Excerpt from a dataset
§ §

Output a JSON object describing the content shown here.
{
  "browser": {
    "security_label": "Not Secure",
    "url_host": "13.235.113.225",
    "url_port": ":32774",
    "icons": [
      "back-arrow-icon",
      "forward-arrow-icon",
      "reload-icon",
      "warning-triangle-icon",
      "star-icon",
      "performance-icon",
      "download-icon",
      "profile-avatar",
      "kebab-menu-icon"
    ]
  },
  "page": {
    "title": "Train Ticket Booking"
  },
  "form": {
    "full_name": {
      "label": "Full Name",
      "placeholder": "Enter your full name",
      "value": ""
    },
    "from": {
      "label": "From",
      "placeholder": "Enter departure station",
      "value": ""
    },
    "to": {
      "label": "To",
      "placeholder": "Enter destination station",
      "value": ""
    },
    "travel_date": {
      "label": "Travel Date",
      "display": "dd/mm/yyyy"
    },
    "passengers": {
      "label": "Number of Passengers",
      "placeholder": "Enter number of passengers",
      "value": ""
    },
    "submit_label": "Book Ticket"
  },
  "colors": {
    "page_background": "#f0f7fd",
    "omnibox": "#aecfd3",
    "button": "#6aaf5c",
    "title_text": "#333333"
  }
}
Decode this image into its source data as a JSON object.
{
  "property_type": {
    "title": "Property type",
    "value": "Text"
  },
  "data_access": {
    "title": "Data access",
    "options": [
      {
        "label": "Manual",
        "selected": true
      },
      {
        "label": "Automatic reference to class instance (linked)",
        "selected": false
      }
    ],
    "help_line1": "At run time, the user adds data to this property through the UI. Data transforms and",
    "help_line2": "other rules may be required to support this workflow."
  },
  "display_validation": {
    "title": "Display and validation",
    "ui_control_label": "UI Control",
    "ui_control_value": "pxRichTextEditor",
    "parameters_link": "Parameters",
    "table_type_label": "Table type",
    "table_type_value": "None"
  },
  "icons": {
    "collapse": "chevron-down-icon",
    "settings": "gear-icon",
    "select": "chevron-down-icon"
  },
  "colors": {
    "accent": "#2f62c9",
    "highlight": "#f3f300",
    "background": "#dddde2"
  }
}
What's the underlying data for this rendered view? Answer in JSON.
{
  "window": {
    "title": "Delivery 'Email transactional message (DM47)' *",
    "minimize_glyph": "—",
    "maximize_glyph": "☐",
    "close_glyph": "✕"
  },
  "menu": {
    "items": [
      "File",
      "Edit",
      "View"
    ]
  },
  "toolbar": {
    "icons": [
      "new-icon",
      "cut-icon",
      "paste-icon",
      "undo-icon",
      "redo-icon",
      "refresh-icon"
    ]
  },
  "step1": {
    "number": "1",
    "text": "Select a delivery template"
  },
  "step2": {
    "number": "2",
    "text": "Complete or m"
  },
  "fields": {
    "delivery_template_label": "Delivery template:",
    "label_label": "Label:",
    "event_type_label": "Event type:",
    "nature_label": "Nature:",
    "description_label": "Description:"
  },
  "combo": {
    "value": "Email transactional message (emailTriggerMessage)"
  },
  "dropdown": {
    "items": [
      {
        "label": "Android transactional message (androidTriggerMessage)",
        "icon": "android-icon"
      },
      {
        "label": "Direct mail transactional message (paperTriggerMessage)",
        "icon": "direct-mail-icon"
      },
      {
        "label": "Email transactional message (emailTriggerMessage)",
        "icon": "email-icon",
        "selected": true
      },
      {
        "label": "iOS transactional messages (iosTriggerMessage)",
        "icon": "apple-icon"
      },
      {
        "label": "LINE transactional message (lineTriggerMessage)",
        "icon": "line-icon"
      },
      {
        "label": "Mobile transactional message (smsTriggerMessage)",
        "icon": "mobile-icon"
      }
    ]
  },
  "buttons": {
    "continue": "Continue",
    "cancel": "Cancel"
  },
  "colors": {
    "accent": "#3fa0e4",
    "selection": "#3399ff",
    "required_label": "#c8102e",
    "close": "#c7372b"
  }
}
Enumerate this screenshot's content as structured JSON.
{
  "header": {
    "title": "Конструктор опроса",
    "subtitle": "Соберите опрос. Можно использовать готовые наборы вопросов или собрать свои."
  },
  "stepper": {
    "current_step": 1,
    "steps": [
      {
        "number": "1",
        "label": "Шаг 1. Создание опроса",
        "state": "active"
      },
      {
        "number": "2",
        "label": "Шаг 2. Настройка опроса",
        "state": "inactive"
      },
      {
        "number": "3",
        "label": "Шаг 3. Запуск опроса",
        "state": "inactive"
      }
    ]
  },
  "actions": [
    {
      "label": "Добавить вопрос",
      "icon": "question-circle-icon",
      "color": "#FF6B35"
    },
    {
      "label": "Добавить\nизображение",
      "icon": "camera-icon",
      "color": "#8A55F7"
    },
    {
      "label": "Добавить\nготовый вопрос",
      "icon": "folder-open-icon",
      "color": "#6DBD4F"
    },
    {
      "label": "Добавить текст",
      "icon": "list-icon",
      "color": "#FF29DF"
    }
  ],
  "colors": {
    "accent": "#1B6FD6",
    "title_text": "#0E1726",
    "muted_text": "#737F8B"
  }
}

§ §

- Problem statement: Pick out all lines containing the string "emailTriggerMessage".

- Output of the task:
    "value": "Email transactional message (emailTriggerMessage)"
        "label": "Email transactional message (emailTriggerMessage)",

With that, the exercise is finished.